[STATED EXERCISE] Look for the word "tags" in the entries below, then copy every line that has it.

[LISTED ENTRIES]
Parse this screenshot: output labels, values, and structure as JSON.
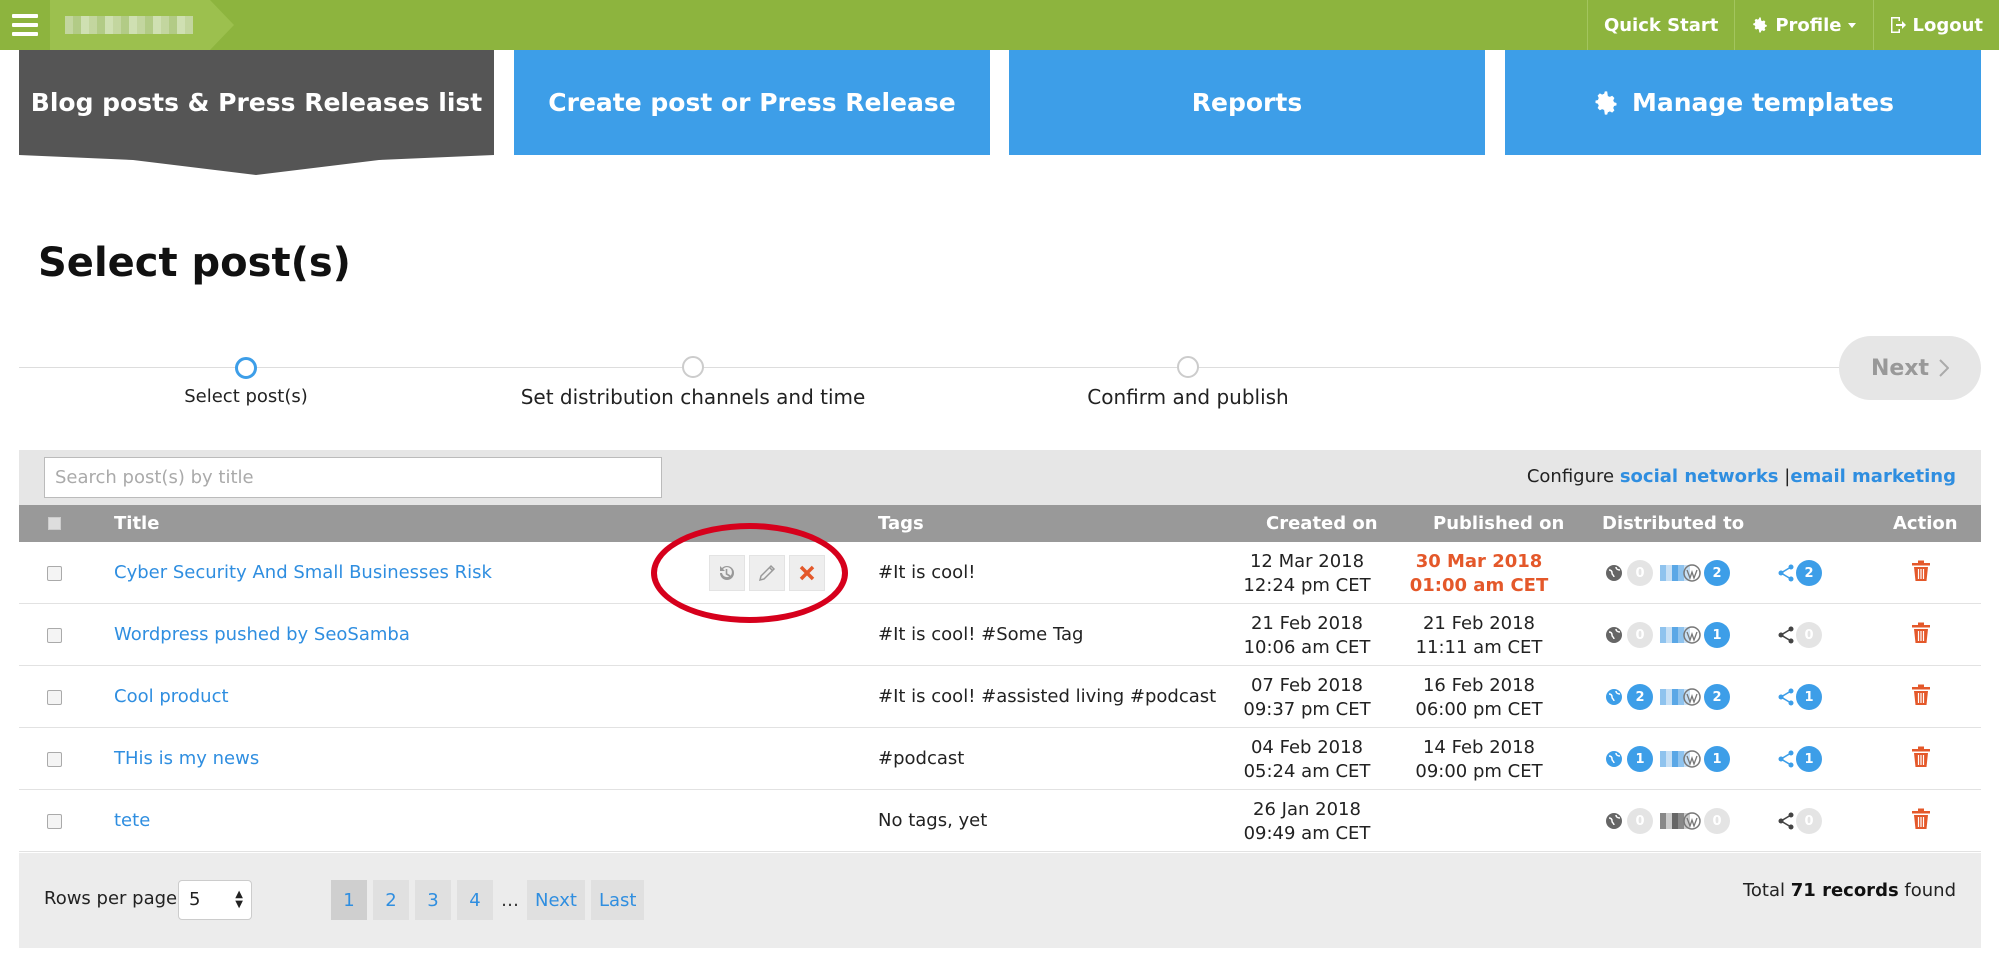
{
  "topbar": {
    "nav": {
      "quick_start": "Quick Start",
      "profile": "Profile",
      "logout": "Logout"
    }
  },
  "tabs": [
    {
      "label": "Blog posts & Press Releases list",
      "active": true
    },
    {
      "label": "Create post or Press Release",
      "active": false
    },
    {
      "label": "Reports",
      "active": false
    },
    {
      "label": "Manage templates",
      "active": false
    }
  ],
  "page_title": "Select post(s)",
  "stepper": {
    "steps": [
      "Select post(s)",
      "Set distribution channels and time",
      "Confirm and publish"
    ],
    "current": 0,
    "next_label": "Next"
  },
  "filter": {
    "search_placeholder": "Search post(s) by title",
    "configure_prefix": "Configure",
    "social_link": "social networks",
    "separator": "|",
    "email_link": "email marketing"
  },
  "table": {
    "headers": {
      "title": "Title",
      "tags": "Tags",
      "created": "Created on",
      "published": "Published on",
      "distributed": "Distributed to",
      "action": "Action"
    },
    "rows": [
      {
        "title": "Cyber Security And Small Businesses Risk",
        "tags": "#It is cool!",
        "created_date": "12 Mar 2018",
        "created_time": "12:24 pm CET",
        "published_date": "30 Mar 2018",
        "published_time": "01:00 am CET",
        "published_highlight": true,
        "web": "0",
        "wp": "2",
        "share": "2"
      },
      {
        "title": "Wordpress pushed by SeoSamba",
        "tags": "#It is cool! #Some Tag",
        "created_date": "21 Feb 2018",
        "created_time": "10:06 am CET",
        "published_date": "21 Feb 2018",
        "published_time": "11:11 am CET",
        "published_highlight": false,
        "web": "0",
        "wp": "1",
        "share": "0"
      },
      {
        "title": "Cool product",
        "tags": "#It is cool! #assisted living #podcast",
        "created_date": "07 Feb 2018",
        "created_time": "09:37 pm CET",
        "published_date": "16 Feb 2018",
        "published_time": "06:00 pm CET",
        "published_highlight": false,
        "web": "2",
        "wp": "2",
        "share": "1"
      },
      {
        "title": "THis is my news",
        "tags": "#podcast",
        "created_date": "04 Feb 2018",
        "created_time": "05:24 am CET",
        "published_date": "14 Feb 2018",
        "published_time": "09:00 pm CET",
        "published_highlight": false,
        "web": "1",
        "wp": "1",
        "share": "1"
      },
      {
        "title": "tete",
        "tags": "No tags, yet",
        "created_date": "26 Jan 2018",
        "created_time": "09:49 am CET",
        "published_date": "",
        "published_time": "",
        "published_highlight": false,
        "web": "0",
        "wp": "0",
        "share": "0"
      }
    ]
  },
  "footer": {
    "rows_label": "Rows per page:",
    "rows_value": "5",
    "pages": [
      "1",
      "2",
      "3",
      "4"
    ],
    "ellipsis": "…",
    "next": "Next",
    "last": "Last",
    "total_prefix": "Total",
    "total_count": "71 records",
    "total_suffix": "found"
  },
  "colors": {
    "topbar": "#8db43e",
    "tab_active": "#555555",
    "tab_blue": "#3d9ee8",
    "link": "#2f8ee0",
    "highlight": "#e4582a",
    "annotation": "#d6001c"
  },
  "icons": [
    "hamburger-icon",
    "gear-icon",
    "caret-down-icon",
    "logout-icon",
    "history-icon",
    "pencil-icon",
    "close-icon",
    "globe-icon",
    "wordpress-icon",
    "share-icon",
    "trash-icon",
    "chevron-right-icon"
  ]
}
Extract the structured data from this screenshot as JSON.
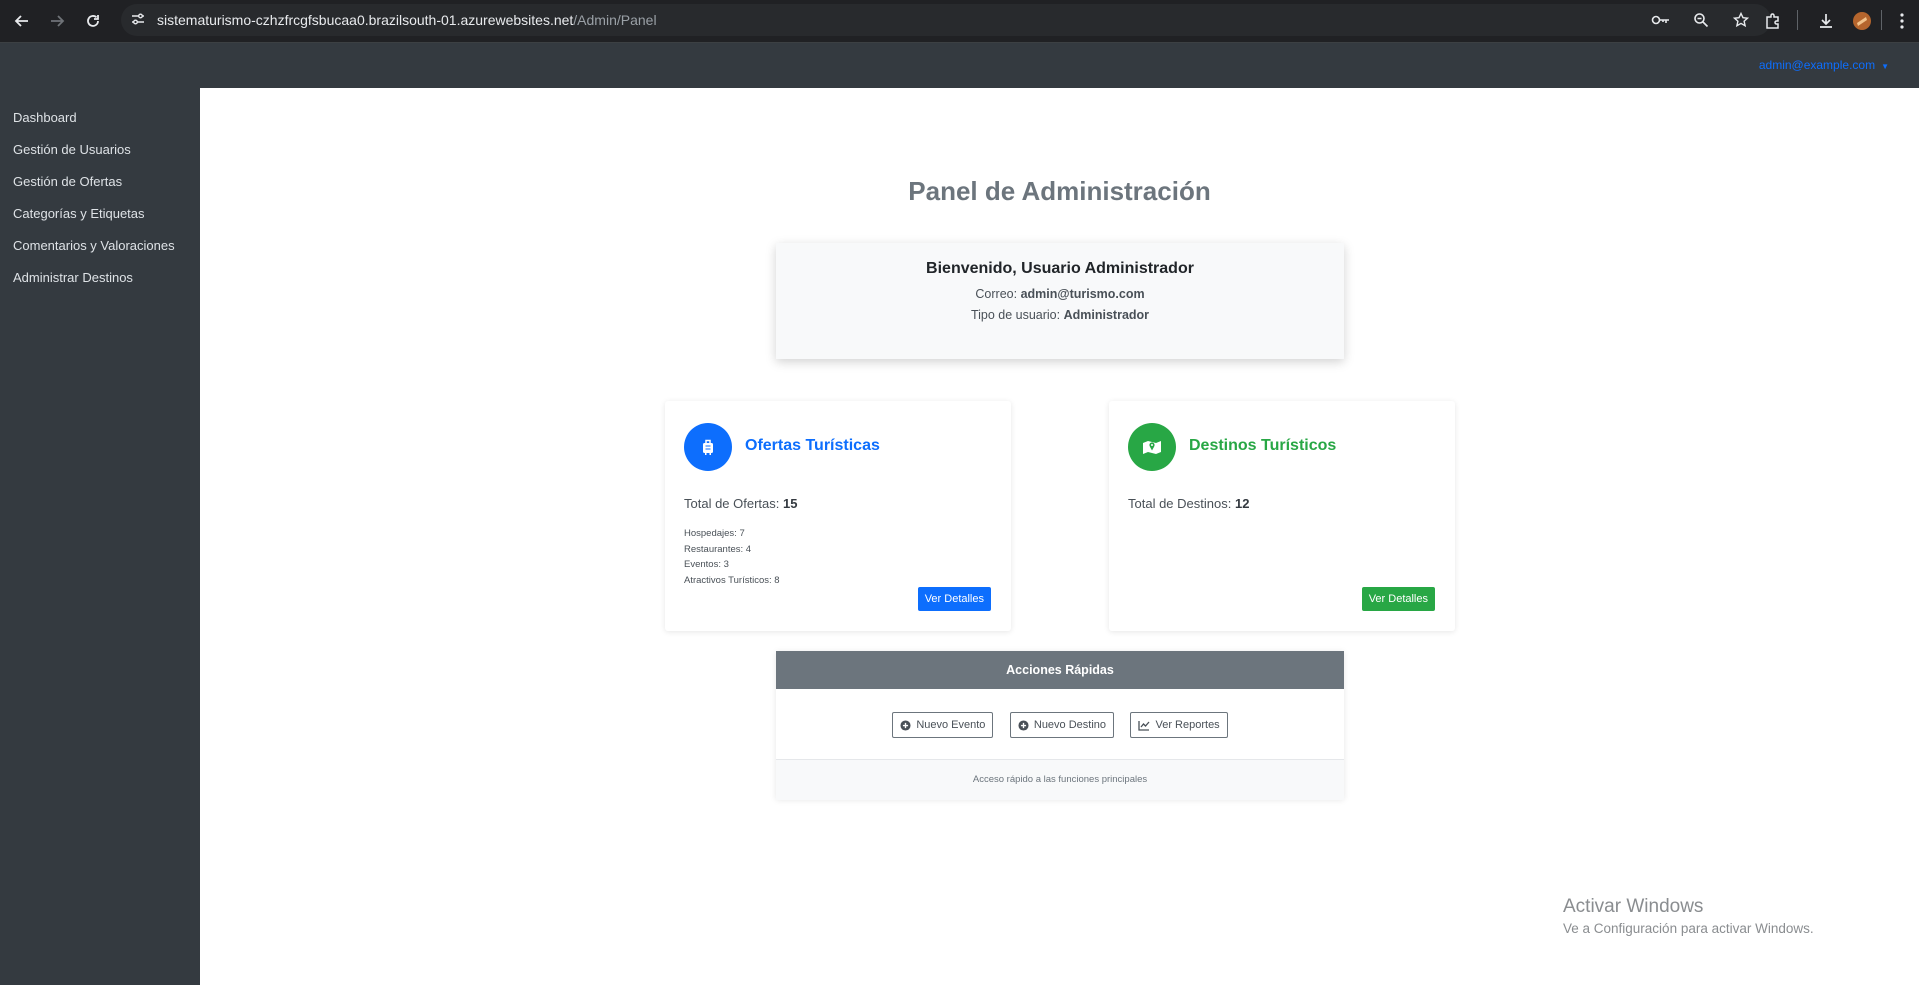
{
  "browser": {
    "url_host": "sistematurismo-czhzfrcgfsbucaa0.brazilsouth-01.azurewebsites.net",
    "url_path": "/Admin/Panel"
  },
  "topbar": {
    "user_email": "admin@example.com"
  },
  "sidebar": {
    "items": [
      {
        "label": "Dashboard"
      },
      {
        "label": "Gestión de Usuarios"
      },
      {
        "label": "Gestión de Ofertas"
      },
      {
        "label": "Categorías y Etiquetas"
      },
      {
        "label": "Comentarios y Valoraciones"
      },
      {
        "label": "Administrar Destinos"
      }
    ]
  },
  "main": {
    "title": "Panel de Administración",
    "welcome": {
      "title": "Bienvenido, Usuario Administrador",
      "email_label": "Correo:",
      "email": "admin@turismo.com",
      "type_label": "Tipo de usuario:",
      "type": "Administrador"
    },
    "ofertas": {
      "title": "Ofertas Turísticas",
      "total_label": "Total de Ofertas:",
      "total": "15",
      "breakdown": [
        "Hospedajes: 7",
        "Restaurantes: 4",
        "Eventos: 3",
        "Atractivos Turísticos: 8"
      ],
      "button": "Ver Detalles"
    },
    "destinos": {
      "title": "Destinos Turísticos",
      "total_label": "Total de Destinos:",
      "total": "12",
      "button": "Ver Detalles"
    },
    "quick_actions": {
      "title": "Acciones Rápidas",
      "buttons": [
        {
          "label": "Nuevo Evento",
          "icon": "plus-circle-icon"
        },
        {
          "label": "Nuevo Destino",
          "icon": "plus-circle-icon"
        },
        {
          "label": "Ver Reportes",
          "icon": "chart-line-icon"
        }
      ],
      "footer": "Acceso rápido a las funciones principales"
    }
  },
  "watermark": {
    "line1": "Activar Windows",
    "line2": "Ve a Configuración para activar Windows."
  },
  "colors": {
    "primary": "#0d6efd",
    "success": "#28a745",
    "secondary": "#6c757d",
    "dark": "#343a40"
  }
}
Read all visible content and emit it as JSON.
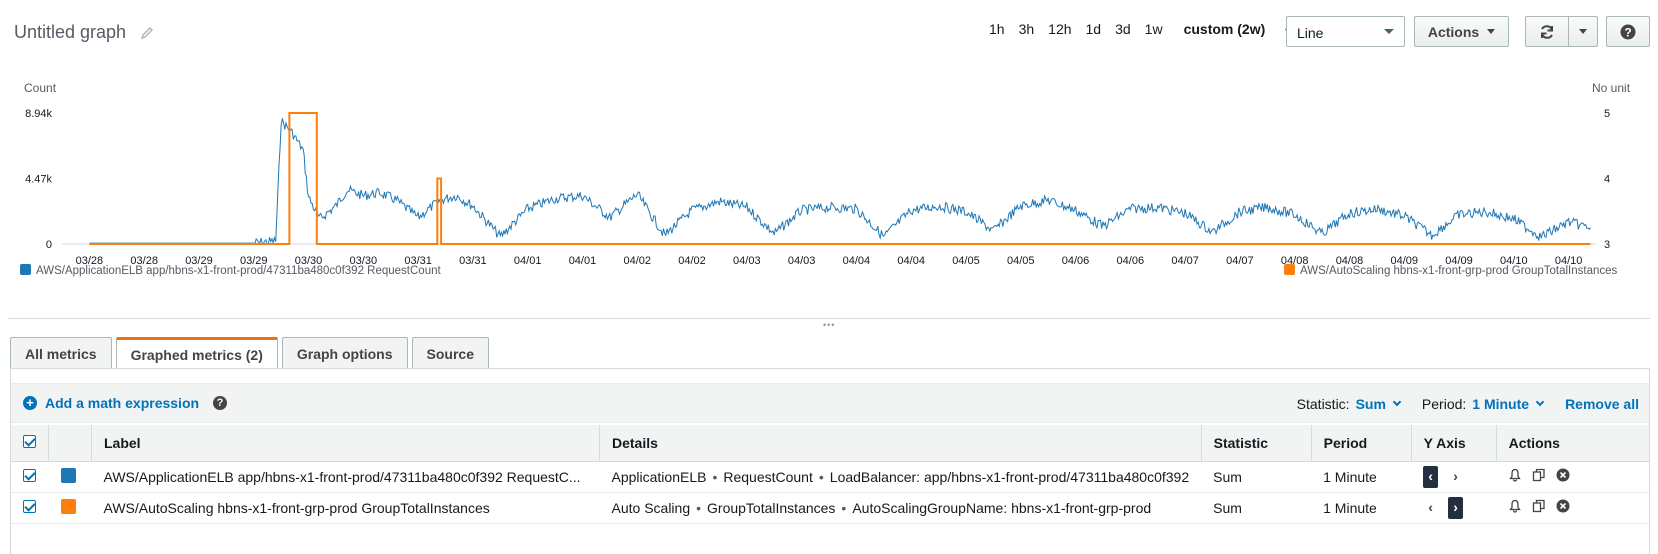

[EXERCISE RESULT]
      "tags": "Tags",
        "tags": "#It is cool!",
        "tags": "#It is cool! #Some Tag",
        "tags": "#It is cool! #assisted living #podcast",
        "tags": "#podcast",
        "tags": "No tags, yet",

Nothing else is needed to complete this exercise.